Gather every line holding the string "category".
.....
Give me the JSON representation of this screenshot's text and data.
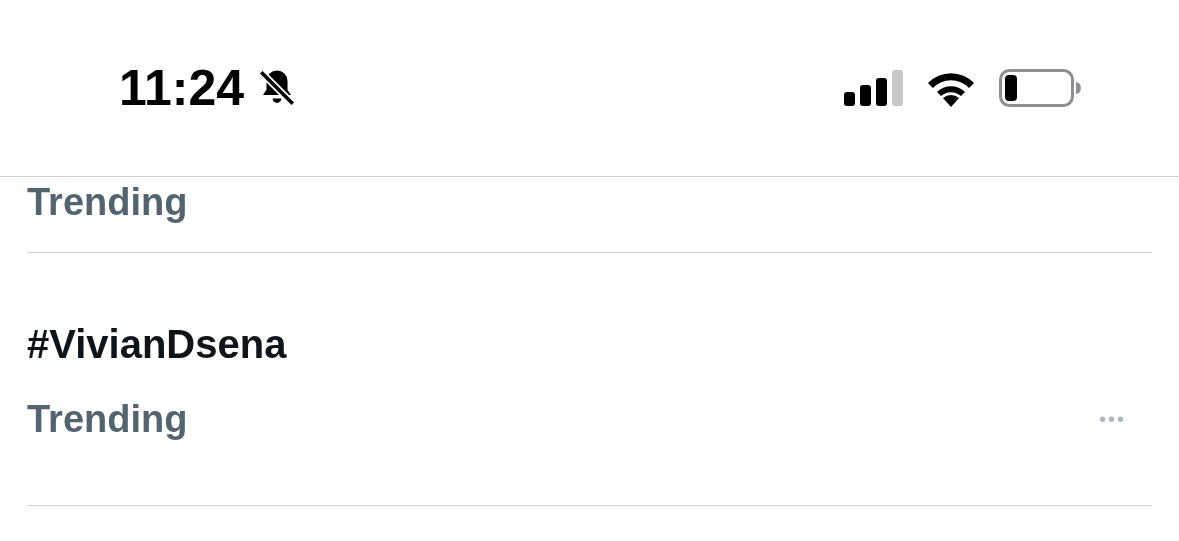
{
  "status_bar": {
    "time": "11:24"
  },
  "trends": [
    {
      "category": "Trending"
    },
    {
      "title": "#VivianDsena",
      "category": "Trending",
      "more": "•••"
    }
  ]
}
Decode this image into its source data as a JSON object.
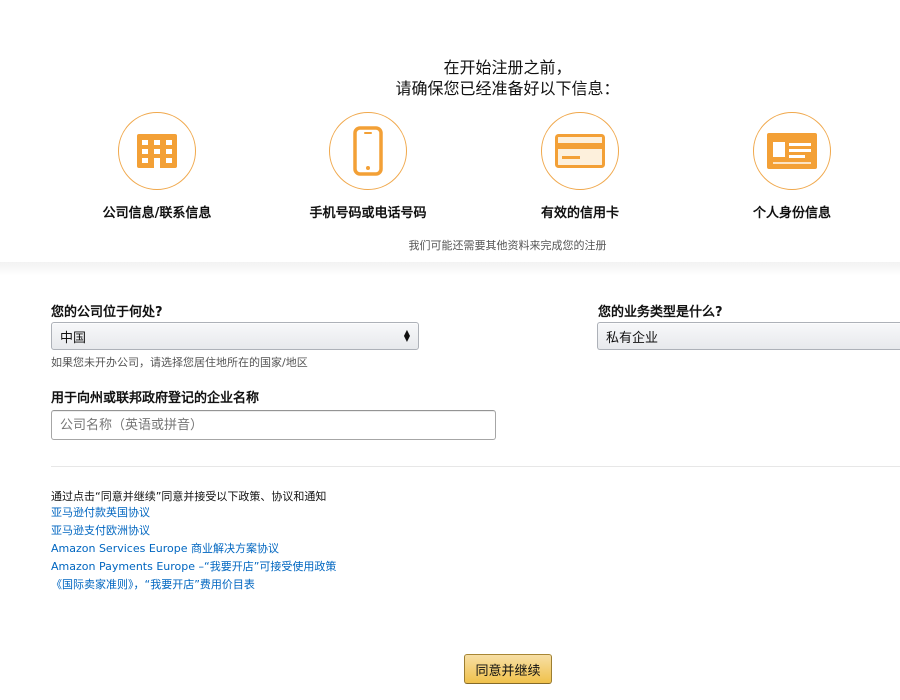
{
  "intro": {
    "line1": "在开始注册之前，",
    "line2": "请确保您已经准备好以下信息："
  },
  "requirements": [
    {
      "label": "公司信息/联系信息",
      "icon": "building-icon"
    },
    {
      "label": "手机号码或电话号码",
      "icon": "mobile-phone-icon"
    },
    {
      "label": "有效的信用卡",
      "icon": "credit-card-icon"
    },
    {
      "label": "个人身份信息",
      "icon": "id-card-icon"
    }
  ],
  "requirements_note": "我们可能还需要其他资料来完成您的注册",
  "company_location": {
    "label": "您的公司位于何处?",
    "selected": "中国",
    "hint": "如果您未开办公司，请选择您居住地所在的国家/地区"
  },
  "business_type": {
    "label": "您的业务类型是什么?",
    "selected": "私有企业"
  },
  "company_name": {
    "label": "用于向州或联邦政府登记的企业名称",
    "value": "",
    "placeholder": "公司名称（英语或拼音）"
  },
  "policies": {
    "intro": "通过点击“同意并继续”同意并接受以下政策、协议和通知",
    "links": [
      "亚马逊付款英国协议",
      "亚马逊支付欧洲协议",
      "Amazon Services Europe 商业解决方案协议",
      "Amazon Payments Europe –“我要开店”可接受使用政策",
      "《国际卖家准则》，“我要开店”费用价目表"
    ]
  },
  "continue_label": "同意并继续",
  "colors": {
    "accent_orange": "#f0a84c",
    "icon_orange": "#f3a036",
    "link_blue": "#0066c0",
    "button_yellow": "#f0c14b"
  }
}
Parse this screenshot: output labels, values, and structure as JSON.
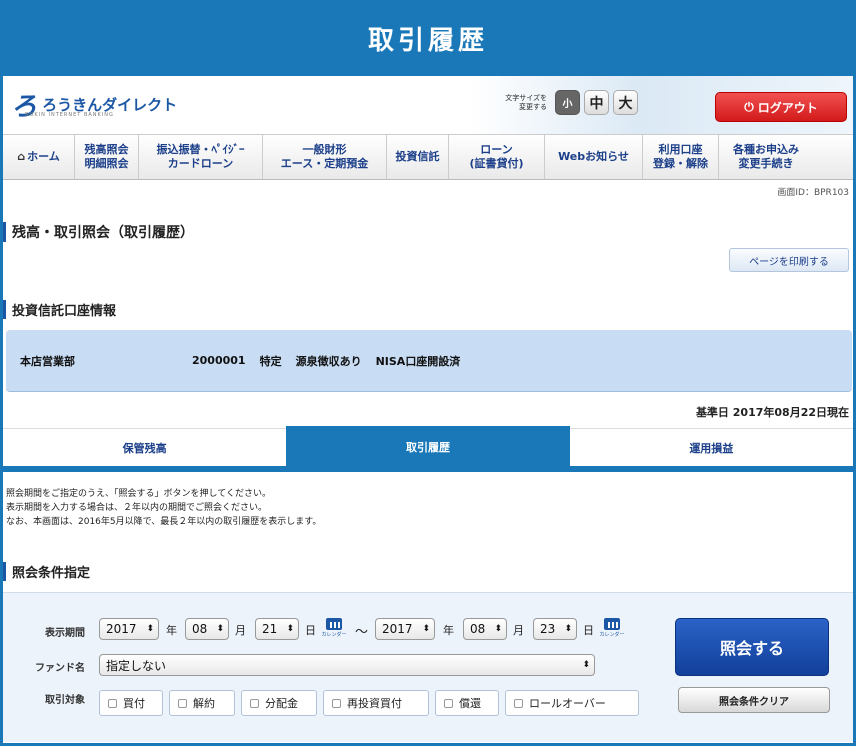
{
  "header": {
    "title": "取引履歴"
  },
  "brand": {
    "logo_mark": "ろ",
    "logo_text": "ろうきんダイレクト",
    "logo_sub": "ROKIN INTERNET BANKING"
  },
  "font_size": {
    "label_line1": "文字サイズを",
    "label_line2": "変更する",
    "small": "小",
    "medium": "中",
    "large": "大"
  },
  "logout": {
    "label": "ログアウト",
    "icon": "power-icon"
  },
  "nav": [
    {
      "line1": "ホーム",
      "line2": ""
    },
    {
      "line1": "残高照会",
      "line2": "明細照会"
    },
    {
      "line1": "振込振替・ﾍﾟｲｼﾞｰ",
      "line2": "カードローン"
    },
    {
      "line1": "一般財形",
      "line2": "エース・定期預金"
    },
    {
      "line1": "投資信託",
      "line2": ""
    },
    {
      "line1": "ローン",
      "line2": "(証書貸付)"
    },
    {
      "line1": "Webお知らせ",
      "line2": ""
    },
    {
      "line1": "利用口座",
      "line2": "登録・解除"
    },
    {
      "line1": "各種お申込み",
      "line2": "変更手続き"
    }
  ],
  "screen_id": "画面ID：BPR103",
  "page_title": "残高・取引照会（取引履歴）",
  "print_button": "ページを印刷する",
  "account_section_title": "投資信託口座情報",
  "account": {
    "branch": "本店営業部",
    "number": "2000001",
    "type": "特定",
    "tax": "源泉徴収あり",
    "nisa": "NISA口座開設済"
  },
  "base_date": "基準日 2017年08月22日現在",
  "tabs": [
    {
      "label": "保管残高",
      "active": false
    },
    {
      "label": "取引履歴",
      "active": true
    },
    {
      "label": "運用損益",
      "active": false
    }
  ],
  "notes": [
    "照会期間をご指定のうえ、「照会する」ボタンを押してください。",
    "表示期間を入力する場合は、２年以内の期間でご照会ください。",
    "なお、本画面は、2016年5月以降で、最長２年以内の取引履歴を表示します。"
  ],
  "condition_title": "照会条件指定",
  "form": {
    "period_label": "表示期間",
    "from": {
      "year": "2017",
      "month": "08",
      "day": "21"
    },
    "to": {
      "year": "2017",
      "month": "08",
      "day": "23"
    },
    "unit_year": "年",
    "unit_month": "月",
    "unit_day": "日",
    "tilde": "〜",
    "calendar_caption": "カレンダー",
    "fund_label": "ファンド名",
    "fund_value": "指定しない",
    "target_label": "取引対象",
    "targets": [
      "買付",
      "解約",
      "分配金",
      "再投資買付",
      "償還",
      "ロールオーバー"
    ],
    "search_button": "照会する",
    "clear_button": "照会条件クリア"
  },
  "colors": {
    "primary": "#1a78b8",
    "navy": "#1c3f8a",
    "logout": "#d21a1a",
    "account_bg": "#c8dcf3"
  }
}
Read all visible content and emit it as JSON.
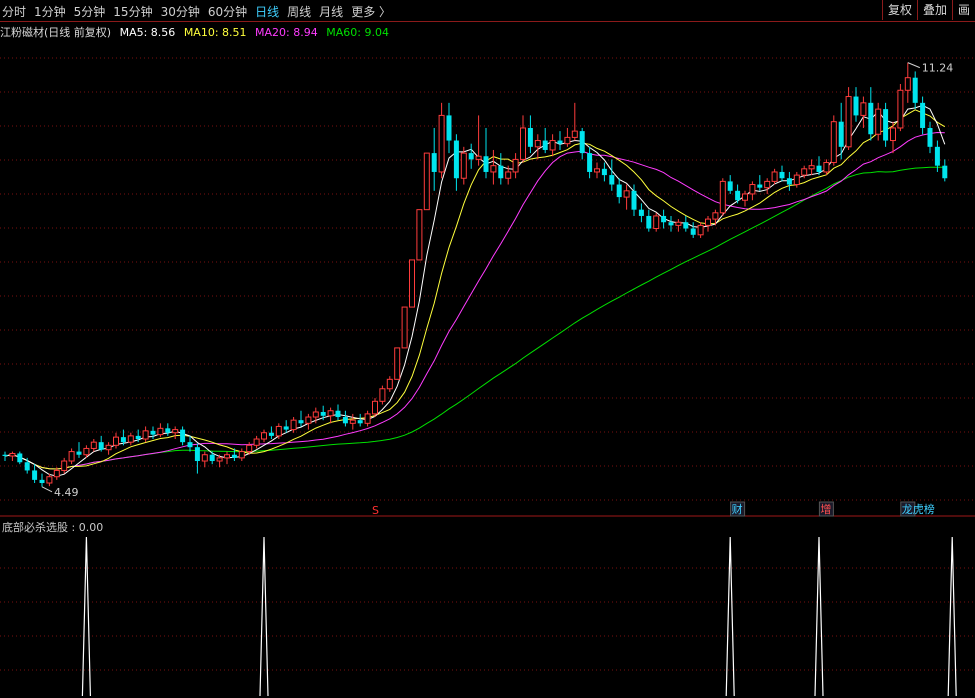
{
  "toolbar": {
    "periods": [
      {
        "label": "分时",
        "active": false
      },
      {
        "label": "1分钟",
        "active": false
      },
      {
        "label": "5分钟",
        "active": false
      },
      {
        "label": "15分钟",
        "active": false
      },
      {
        "label": "30分钟",
        "active": false
      },
      {
        "label": "60分钟",
        "active": false
      },
      {
        "label": "日线",
        "active": true
      },
      {
        "label": "周线",
        "active": false
      },
      {
        "label": "月线",
        "active": false
      },
      {
        "label": "更多 〉",
        "active": false
      }
    ],
    "right_buttons": [
      "复权",
      "叠加",
      "画"
    ]
  },
  "info": {
    "title": "江粉磁材(日线 前复权)",
    "ma5": "MA5: 8.56",
    "ma10": "MA10: 8.51",
    "ma20": "MA20: 8.94",
    "ma60": "MA60: 9.04"
  },
  "colors": {
    "up": "#ff3c3c",
    "down": "#00e5ee",
    "ma5": "#ffffff",
    "ma10": "#ffff3c",
    "ma20": "#ff3cff",
    "ma60": "#00e000",
    "grid": "#7a1010",
    "accent": "#3fd0ff"
  },
  "indicator": {
    "label": "底部必杀选股 : 0.00",
    "signal_bar_indices": [
      11,
      35,
      98,
      110,
      128
    ]
  },
  "markers": {
    "s_label": "S",
    "cai": "财",
    "zeng": "增",
    "bang": "龙虎榜"
  },
  "chart_data": {
    "type": "candlestick",
    "title": "江粉磁材(日线 前复权)",
    "price_labels": {
      "high": "11.24",
      "low": "4.49"
    },
    "ohlc": [
      [
        5.0,
        5.05,
        4.9,
        4.98
      ],
      [
        4.98,
        5.05,
        4.9,
        5.02
      ],
      [
        5.02,
        5.05,
        4.85,
        4.88
      ],
      [
        4.88,
        4.95,
        4.7,
        4.75
      ],
      [
        4.75,
        4.85,
        4.55,
        4.6
      ],
      [
        4.6,
        4.7,
        4.49,
        4.55
      ],
      [
        4.55,
        4.7,
        4.5,
        4.65
      ],
      [
        4.65,
        4.8,
        4.6,
        4.75
      ],
      [
        4.75,
        4.95,
        4.7,
        4.9
      ],
      [
        4.9,
        5.1,
        4.85,
        5.05
      ],
      [
        5.05,
        5.2,
        4.95,
        5.0
      ],
      [
        5.0,
        5.15,
        4.95,
        5.1
      ],
      [
        5.1,
        5.25,
        5.05,
        5.2
      ],
      [
        5.2,
        5.3,
        5.05,
        5.08
      ],
      [
        5.08,
        5.2,
        5.0,
        5.15
      ],
      [
        5.15,
        5.35,
        5.1,
        5.28
      ],
      [
        5.28,
        5.4,
        5.15,
        5.2
      ],
      [
        5.2,
        5.35,
        5.15,
        5.3
      ],
      [
        5.3,
        5.4,
        5.2,
        5.25
      ],
      [
        5.25,
        5.45,
        5.2,
        5.38
      ],
      [
        5.38,
        5.45,
        5.25,
        5.32
      ],
      [
        5.32,
        5.5,
        5.28,
        5.42
      ],
      [
        5.42,
        5.5,
        5.3,
        5.35
      ],
      [
        5.35,
        5.45,
        5.25,
        5.4
      ],
      [
        5.4,
        5.45,
        5.15,
        5.2
      ],
      [
        5.2,
        5.3,
        5.05,
        5.12
      ],
      [
        5.12,
        5.18,
        4.7,
        4.9
      ],
      [
        4.9,
        5.05,
        4.8,
        5.0
      ],
      [
        5.0,
        5.05,
        4.85,
        4.9
      ],
      [
        4.9,
        5.0,
        4.8,
        4.95
      ],
      [
        4.95,
        5.05,
        4.85,
        5.0
      ],
      [
        5.0,
        5.1,
        4.9,
        4.95
      ],
      [
        4.95,
        5.1,
        4.9,
        5.05
      ],
      [
        5.05,
        5.2,
        5.0,
        5.15
      ],
      [
        5.15,
        5.3,
        5.1,
        5.25
      ],
      [
        5.25,
        5.4,
        5.2,
        5.35
      ],
      [
        5.35,
        5.45,
        5.25,
        5.3
      ],
      [
        5.3,
        5.5,
        5.25,
        5.45
      ],
      [
        5.45,
        5.55,
        5.35,
        5.4
      ],
      [
        5.4,
        5.6,
        5.35,
        5.55
      ],
      [
        5.55,
        5.7,
        5.45,
        5.5
      ],
      [
        5.5,
        5.65,
        5.4,
        5.6
      ],
      [
        5.6,
        5.75,
        5.5,
        5.68
      ],
      [
        5.68,
        5.78,
        5.55,
        5.62
      ],
      [
        5.62,
        5.75,
        5.5,
        5.7
      ],
      [
        5.7,
        5.8,
        5.55,
        5.6
      ],
      [
        5.6,
        5.7,
        5.45,
        5.5
      ],
      [
        5.5,
        5.65,
        5.4,
        5.55
      ],
      [
        5.55,
        5.65,
        5.45,
        5.5
      ],
      [
        5.5,
        5.7,
        5.45,
        5.65
      ],
      [
        5.65,
        5.9,
        5.6,
        5.85
      ],
      [
        5.85,
        6.1,
        5.8,
        6.05
      ],
      [
        6.05,
        6.25,
        6.0,
        6.2
      ],
      [
        6.2,
        6.7,
        6.2,
        6.7
      ],
      [
        6.7,
        7.35,
        6.7,
        7.35
      ],
      [
        7.35,
        8.1,
        7.35,
        8.1
      ],
      [
        8.1,
        8.9,
        8.1,
        8.9
      ],
      [
        8.9,
        9.8,
        8.9,
        9.8
      ],
      [
        9.8,
        10.2,
        9.2,
        9.5
      ],
      [
        9.5,
        10.6,
        9.4,
        10.4
      ],
      [
        10.4,
        10.6,
        9.8,
        10.0
      ],
      [
        10.0,
        10.1,
        9.2,
        9.4
      ],
      [
        9.4,
        9.9,
        9.3,
        9.8
      ],
      [
        9.8,
        9.95,
        9.55,
        9.7
      ],
      [
        9.7,
        10.4,
        9.6,
        9.75
      ],
      [
        9.75,
        10.2,
        9.4,
        9.5
      ],
      [
        9.5,
        9.85,
        9.3,
        9.6
      ],
      [
        9.6,
        9.8,
        9.3,
        9.4
      ],
      [
        9.4,
        9.6,
        9.3,
        9.5
      ],
      [
        9.5,
        9.8,
        9.4,
        9.7
      ],
      [
        9.7,
        10.4,
        9.65,
        10.2
      ],
      [
        10.2,
        10.4,
        9.8,
        9.9
      ],
      [
        9.9,
        10.1,
        9.7,
        10.0
      ],
      [
        10.0,
        10.2,
        9.8,
        9.85
      ],
      [
        9.85,
        10.1,
        9.75,
        10.0
      ],
      [
        10.0,
        10.15,
        9.85,
        9.95
      ],
      [
        9.95,
        10.2,
        9.9,
        10.05
      ],
      [
        10.05,
        10.6,
        10.0,
        10.15
      ],
      [
        10.15,
        10.2,
        9.7,
        9.8
      ],
      [
        9.8,
        9.9,
        9.4,
        9.5
      ],
      [
        9.5,
        9.65,
        9.4,
        9.55
      ],
      [
        9.55,
        9.65,
        9.35,
        9.45
      ],
      [
        9.45,
        9.7,
        9.2,
        9.3
      ],
      [
        9.3,
        9.4,
        9.0,
        9.1
      ],
      [
        9.1,
        9.3,
        8.9,
        9.2
      ],
      [
        9.2,
        9.3,
        8.8,
        8.9
      ],
      [
        8.9,
        9.0,
        8.7,
        8.8
      ],
      [
        8.8,
        8.9,
        8.55,
        8.6
      ],
      [
        8.6,
        8.85,
        8.55,
        8.8
      ],
      [
        8.8,
        8.9,
        8.6,
        8.7
      ],
      [
        8.7,
        8.8,
        8.55,
        8.65
      ],
      [
        8.65,
        8.75,
        8.55,
        8.7
      ],
      [
        8.7,
        8.8,
        8.55,
        8.6
      ],
      [
        8.6,
        8.7,
        8.45,
        8.5
      ],
      [
        8.5,
        8.7,
        8.45,
        8.65
      ],
      [
        8.65,
        8.8,
        8.55,
        8.75
      ],
      [
        8.75,
        8.9,
        8.65,
        8.85
      ],
      [
        8.85,
        9.4,
        8.8,
        9.35
      ],
      [
        9.35,
        9.45,
        9.15,
        9.2
      ],
      [
        9.2,
        9.3,
        9.0,
        9.05
      ],
      [
        9.05,
        9.2,
        8.95,
        9.15
      ],
      [
        9.15,
        9.35,
        9.05,
        9.3
      ],
      [
        9.3,
        9.45,
        9.2,
        9.25
      ],
      [
        9.25,
        9.4,
        9.15,
        9.35
      ],
      [
        9.35,
        9.55,
        9.3,
        9.5
      ],
      [
        9.5,
        9.6,
        9.35,
        9.4
      ],
      [
        9.4,
        9.5,
        9.2,
        9.3
      ],
      [
        9.3,
        9.5,
        9.25,
        9.45
      ],
      [
        9.45,
        9.6,
        9.4,
        9.55
      ],
      [
        9.55,
        9.7,
        9.45,
        9.6
      ],
      [
        9.6,
        9.75,
        9.45,
        9.5
      ],
      [
        9.5,
        9.7,
        9.45,
        9.65
      ],
      [
        9.65,
        10.4,
        9.6,
        10.3
      ],
      [
        10.3,
        10.6,
        9.7,
        9.9
      ],
      [
        9.9,
        10.85,
        9.85,
        10.7
      ],
      [
        10.7,
        10.85,
        10.3,
        10.4
      ],
      [
        10.4,
        10.7,
        10.2,
        10.6
      ],
      [
        10.6,
        10.85,
        10.0,
        10.1
      ],
      [
        10.1,
        10.6,
        10.0,
        10.5
      ],
      [
        10.5,
        10.6,
        9.9,
        10.0
      ],
      [
        10.0,
        10.3,
        9.8,
        10.2
      ],
      [
        10.2,
        10.9,
        10.15,
        10.8
      ],
      [
        10.8,
        11.24,
        10.6,
        11.0
      ],
      [
        11.0,
        11.1,
        10.5,
        10.6
      ],
      [
        10.6,
        10.7,
        10.1,
        10.2
      ],
      [
        10.2,
        10.3,
        9.8,
        9.9
      ],
      [
        9.9,
        10.0,
        9.5,
        9.6
      ],
      [
        9.6,
        9.7,
        9.35,
        9.4
      ]
    ]
  }
}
.....
## Answer to the problem
      "category": "Trending"
      "category": "Trending",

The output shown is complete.